- _TASK STATEMENT_
Pick every line with "فقرات" from the material below.

- _RECORDS SHOWN_
=======
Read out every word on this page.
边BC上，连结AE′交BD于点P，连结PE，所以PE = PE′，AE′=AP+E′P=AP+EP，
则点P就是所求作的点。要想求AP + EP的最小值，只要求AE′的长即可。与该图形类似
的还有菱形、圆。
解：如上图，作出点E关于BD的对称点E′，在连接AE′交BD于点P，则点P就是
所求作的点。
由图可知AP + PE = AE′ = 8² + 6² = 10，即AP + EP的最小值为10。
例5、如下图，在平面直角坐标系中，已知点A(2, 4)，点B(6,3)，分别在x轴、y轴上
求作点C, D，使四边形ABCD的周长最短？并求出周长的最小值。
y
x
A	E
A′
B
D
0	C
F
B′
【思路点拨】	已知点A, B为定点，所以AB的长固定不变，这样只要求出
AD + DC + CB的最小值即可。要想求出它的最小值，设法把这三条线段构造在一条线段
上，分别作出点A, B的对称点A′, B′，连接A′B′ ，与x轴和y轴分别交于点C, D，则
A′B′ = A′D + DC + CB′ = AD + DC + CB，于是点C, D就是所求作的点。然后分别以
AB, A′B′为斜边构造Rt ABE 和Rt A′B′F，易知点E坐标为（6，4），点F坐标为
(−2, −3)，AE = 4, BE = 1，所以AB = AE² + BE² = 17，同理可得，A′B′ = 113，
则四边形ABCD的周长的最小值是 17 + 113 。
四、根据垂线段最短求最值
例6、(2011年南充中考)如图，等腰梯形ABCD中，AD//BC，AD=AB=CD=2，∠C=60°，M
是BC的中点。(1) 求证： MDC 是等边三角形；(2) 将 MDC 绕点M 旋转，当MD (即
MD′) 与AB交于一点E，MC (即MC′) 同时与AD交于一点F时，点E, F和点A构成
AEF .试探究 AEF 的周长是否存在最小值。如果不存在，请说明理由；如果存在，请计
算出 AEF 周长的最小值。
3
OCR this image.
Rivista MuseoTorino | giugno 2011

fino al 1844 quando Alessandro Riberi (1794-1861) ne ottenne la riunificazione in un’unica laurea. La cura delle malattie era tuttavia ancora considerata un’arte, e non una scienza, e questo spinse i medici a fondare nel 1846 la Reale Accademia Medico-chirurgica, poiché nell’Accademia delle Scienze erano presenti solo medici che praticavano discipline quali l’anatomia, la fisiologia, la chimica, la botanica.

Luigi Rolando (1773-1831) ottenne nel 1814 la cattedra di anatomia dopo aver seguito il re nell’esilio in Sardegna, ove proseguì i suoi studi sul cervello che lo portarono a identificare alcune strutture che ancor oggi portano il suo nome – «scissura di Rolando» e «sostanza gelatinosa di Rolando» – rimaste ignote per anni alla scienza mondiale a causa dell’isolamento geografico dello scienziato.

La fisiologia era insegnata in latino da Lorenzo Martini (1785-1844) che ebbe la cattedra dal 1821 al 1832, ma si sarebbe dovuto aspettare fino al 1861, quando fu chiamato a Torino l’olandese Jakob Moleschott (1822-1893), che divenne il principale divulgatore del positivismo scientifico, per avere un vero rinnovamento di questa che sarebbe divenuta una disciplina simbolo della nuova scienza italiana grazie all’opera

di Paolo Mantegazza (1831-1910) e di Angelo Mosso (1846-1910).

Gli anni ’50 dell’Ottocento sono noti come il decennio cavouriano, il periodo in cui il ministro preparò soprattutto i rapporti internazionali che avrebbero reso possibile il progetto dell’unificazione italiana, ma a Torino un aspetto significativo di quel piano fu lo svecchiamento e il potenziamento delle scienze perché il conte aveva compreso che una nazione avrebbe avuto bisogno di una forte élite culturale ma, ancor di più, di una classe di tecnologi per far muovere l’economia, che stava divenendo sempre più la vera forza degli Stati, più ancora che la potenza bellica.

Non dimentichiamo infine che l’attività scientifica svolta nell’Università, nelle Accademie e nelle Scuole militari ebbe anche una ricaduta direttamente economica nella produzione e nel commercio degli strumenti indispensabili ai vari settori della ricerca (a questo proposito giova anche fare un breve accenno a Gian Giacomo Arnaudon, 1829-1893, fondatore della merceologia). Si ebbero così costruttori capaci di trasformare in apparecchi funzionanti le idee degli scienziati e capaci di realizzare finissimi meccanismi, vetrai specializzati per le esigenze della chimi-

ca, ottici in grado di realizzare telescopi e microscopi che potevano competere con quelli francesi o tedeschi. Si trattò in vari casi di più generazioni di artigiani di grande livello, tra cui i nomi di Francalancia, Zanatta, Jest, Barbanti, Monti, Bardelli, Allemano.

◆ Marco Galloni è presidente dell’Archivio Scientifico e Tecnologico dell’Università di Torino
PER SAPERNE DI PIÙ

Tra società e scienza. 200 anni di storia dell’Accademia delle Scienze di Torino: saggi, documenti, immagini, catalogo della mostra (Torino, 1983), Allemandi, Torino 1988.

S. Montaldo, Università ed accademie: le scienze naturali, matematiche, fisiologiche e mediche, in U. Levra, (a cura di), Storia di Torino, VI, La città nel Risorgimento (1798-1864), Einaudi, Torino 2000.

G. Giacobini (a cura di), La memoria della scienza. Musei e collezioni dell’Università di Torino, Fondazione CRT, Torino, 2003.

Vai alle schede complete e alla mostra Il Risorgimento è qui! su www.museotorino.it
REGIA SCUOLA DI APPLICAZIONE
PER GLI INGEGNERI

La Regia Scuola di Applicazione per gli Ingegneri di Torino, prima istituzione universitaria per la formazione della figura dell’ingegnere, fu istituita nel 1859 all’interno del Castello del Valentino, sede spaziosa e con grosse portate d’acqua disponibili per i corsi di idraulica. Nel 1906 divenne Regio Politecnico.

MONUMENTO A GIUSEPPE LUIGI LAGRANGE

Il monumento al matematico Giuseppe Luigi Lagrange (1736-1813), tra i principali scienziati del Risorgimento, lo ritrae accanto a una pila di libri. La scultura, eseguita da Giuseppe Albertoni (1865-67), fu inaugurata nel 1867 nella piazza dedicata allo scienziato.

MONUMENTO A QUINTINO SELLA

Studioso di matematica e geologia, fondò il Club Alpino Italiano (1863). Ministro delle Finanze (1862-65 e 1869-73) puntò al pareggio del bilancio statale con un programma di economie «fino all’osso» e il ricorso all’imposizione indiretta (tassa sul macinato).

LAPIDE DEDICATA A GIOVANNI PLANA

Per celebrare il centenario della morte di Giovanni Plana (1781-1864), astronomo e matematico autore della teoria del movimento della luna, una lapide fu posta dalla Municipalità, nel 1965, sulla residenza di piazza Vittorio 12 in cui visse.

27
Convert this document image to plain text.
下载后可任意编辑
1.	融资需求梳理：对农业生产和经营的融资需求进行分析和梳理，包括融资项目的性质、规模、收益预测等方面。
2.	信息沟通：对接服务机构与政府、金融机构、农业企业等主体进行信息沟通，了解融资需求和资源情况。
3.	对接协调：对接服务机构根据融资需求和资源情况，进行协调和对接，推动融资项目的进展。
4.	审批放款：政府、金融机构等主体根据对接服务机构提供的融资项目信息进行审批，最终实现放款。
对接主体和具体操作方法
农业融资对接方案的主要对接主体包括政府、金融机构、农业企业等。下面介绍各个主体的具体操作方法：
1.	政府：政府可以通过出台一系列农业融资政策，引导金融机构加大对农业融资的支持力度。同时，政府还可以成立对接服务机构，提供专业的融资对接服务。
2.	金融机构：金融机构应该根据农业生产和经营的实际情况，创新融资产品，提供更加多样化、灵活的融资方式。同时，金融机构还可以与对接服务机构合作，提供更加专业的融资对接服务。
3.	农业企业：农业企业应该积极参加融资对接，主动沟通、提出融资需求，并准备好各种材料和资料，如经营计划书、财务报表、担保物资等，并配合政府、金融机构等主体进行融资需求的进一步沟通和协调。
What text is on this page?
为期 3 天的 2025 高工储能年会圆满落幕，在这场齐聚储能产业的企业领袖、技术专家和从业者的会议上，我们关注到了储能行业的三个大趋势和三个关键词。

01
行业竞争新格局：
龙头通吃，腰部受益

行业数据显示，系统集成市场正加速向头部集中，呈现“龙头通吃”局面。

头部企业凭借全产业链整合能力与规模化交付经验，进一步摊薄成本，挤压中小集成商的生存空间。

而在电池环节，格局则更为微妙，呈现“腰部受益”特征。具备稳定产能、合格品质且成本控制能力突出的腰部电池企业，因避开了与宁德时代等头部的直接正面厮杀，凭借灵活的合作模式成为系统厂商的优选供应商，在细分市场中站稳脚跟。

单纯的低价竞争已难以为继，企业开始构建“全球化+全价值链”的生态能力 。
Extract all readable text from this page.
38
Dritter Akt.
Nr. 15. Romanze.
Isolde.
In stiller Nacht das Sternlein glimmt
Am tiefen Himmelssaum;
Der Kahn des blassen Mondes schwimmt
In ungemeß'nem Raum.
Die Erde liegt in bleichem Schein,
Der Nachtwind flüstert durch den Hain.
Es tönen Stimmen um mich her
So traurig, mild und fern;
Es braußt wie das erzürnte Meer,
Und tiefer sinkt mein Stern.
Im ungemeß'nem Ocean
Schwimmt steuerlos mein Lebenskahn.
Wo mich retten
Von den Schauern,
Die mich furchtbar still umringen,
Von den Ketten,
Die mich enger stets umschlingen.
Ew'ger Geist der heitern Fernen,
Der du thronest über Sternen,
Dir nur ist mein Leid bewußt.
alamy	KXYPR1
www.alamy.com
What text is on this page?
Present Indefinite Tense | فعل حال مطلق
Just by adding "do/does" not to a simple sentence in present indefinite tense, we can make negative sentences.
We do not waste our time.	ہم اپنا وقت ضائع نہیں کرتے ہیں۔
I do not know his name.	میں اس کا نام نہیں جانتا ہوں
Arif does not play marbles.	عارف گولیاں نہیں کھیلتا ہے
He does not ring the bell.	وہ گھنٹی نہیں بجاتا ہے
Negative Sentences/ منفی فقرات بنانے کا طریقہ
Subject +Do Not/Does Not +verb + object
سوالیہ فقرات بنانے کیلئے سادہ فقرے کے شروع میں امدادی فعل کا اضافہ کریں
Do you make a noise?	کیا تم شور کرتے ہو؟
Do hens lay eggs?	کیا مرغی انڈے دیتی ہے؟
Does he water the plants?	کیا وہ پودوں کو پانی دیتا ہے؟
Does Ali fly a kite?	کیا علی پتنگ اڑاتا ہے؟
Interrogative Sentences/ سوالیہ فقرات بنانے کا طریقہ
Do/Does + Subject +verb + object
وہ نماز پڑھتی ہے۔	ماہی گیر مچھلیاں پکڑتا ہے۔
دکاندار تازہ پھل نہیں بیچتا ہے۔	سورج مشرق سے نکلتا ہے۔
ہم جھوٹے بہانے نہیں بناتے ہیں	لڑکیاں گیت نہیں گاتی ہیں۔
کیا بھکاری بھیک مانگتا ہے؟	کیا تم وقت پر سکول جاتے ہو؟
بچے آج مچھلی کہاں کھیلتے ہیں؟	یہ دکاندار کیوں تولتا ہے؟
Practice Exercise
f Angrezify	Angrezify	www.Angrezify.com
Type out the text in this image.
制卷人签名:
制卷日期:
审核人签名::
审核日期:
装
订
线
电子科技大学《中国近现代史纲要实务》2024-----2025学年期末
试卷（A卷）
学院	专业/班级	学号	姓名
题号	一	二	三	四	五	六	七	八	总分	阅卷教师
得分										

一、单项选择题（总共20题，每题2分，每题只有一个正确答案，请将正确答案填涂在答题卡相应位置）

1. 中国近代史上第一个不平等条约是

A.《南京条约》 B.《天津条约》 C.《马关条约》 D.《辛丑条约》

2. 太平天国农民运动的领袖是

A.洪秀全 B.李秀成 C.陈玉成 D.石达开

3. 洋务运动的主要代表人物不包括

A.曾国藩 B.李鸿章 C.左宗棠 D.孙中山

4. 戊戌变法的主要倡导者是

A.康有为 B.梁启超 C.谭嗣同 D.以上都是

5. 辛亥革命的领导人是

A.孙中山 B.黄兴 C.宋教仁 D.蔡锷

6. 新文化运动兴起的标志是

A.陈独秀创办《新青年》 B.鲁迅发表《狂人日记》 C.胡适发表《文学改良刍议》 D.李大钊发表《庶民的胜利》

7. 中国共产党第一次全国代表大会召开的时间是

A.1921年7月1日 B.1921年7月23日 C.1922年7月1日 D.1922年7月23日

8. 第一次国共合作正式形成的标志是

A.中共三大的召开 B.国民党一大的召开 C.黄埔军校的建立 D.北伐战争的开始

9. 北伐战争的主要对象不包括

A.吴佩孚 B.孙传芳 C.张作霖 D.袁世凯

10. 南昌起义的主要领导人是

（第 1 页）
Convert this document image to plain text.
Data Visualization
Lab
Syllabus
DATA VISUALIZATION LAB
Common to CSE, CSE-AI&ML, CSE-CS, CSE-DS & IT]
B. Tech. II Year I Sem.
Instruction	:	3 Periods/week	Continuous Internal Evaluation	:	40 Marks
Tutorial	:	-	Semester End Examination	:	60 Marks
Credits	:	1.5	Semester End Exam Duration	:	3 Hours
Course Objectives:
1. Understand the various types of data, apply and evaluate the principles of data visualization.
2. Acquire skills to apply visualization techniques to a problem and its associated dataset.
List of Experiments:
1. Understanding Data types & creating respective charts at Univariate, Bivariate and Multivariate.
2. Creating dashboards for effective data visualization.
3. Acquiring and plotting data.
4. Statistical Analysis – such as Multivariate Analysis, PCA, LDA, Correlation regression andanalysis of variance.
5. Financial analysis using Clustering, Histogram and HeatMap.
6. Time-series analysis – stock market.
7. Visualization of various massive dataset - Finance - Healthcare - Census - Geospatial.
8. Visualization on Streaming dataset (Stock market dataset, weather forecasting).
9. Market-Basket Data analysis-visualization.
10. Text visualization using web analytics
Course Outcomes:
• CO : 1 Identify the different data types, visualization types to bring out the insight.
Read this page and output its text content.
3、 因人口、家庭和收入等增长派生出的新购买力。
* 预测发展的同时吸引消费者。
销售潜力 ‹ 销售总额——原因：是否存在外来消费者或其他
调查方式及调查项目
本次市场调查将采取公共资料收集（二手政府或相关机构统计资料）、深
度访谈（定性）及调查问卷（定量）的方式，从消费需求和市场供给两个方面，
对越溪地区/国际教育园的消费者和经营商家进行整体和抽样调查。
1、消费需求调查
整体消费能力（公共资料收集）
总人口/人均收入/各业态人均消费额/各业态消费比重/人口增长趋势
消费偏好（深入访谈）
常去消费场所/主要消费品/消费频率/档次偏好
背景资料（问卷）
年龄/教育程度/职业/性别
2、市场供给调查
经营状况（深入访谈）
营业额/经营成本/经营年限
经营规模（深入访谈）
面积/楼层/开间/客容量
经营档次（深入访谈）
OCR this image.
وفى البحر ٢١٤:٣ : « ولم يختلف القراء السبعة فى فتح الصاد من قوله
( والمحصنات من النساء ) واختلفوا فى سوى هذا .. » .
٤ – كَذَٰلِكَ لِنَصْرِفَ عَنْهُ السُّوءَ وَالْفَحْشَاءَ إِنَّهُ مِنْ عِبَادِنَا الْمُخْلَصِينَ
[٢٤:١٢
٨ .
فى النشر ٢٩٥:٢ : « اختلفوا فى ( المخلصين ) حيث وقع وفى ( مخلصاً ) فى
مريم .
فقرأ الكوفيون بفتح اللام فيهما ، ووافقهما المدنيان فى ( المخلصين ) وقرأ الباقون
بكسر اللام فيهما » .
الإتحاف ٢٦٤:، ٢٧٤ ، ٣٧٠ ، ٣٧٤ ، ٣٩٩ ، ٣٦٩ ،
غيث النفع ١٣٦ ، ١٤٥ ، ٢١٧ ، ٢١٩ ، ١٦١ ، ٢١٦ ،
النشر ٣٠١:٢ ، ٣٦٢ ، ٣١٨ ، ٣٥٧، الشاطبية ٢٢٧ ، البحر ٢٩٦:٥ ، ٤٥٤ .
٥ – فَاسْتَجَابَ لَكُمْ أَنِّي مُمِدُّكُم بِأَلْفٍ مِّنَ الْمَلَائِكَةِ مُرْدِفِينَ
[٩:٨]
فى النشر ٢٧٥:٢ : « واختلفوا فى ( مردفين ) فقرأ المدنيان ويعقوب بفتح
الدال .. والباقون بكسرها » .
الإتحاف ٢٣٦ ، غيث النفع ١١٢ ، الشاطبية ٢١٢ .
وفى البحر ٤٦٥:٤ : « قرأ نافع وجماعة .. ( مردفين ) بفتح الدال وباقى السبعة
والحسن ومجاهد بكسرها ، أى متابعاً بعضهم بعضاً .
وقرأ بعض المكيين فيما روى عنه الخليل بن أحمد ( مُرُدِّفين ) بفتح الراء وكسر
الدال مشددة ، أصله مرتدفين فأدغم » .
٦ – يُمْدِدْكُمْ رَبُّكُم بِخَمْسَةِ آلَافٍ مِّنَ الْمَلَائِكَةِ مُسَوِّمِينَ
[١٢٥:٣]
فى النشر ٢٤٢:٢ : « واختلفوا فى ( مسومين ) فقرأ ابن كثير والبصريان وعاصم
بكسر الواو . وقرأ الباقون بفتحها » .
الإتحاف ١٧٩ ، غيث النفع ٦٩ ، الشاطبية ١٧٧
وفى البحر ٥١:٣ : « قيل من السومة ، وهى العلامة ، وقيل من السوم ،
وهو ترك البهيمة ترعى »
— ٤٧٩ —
=======
- _SOLUTION_
Negative Sentences/ منفی فقرات بنانے کا طریقہ
سوالیہ فقرات بنانے کیلئے سادہ فقرے کے شروع میں امدادی فعل کا اضافہ کریں
Interrogative Sentences/ سوالیہ فقرات بنانے کا طریقہ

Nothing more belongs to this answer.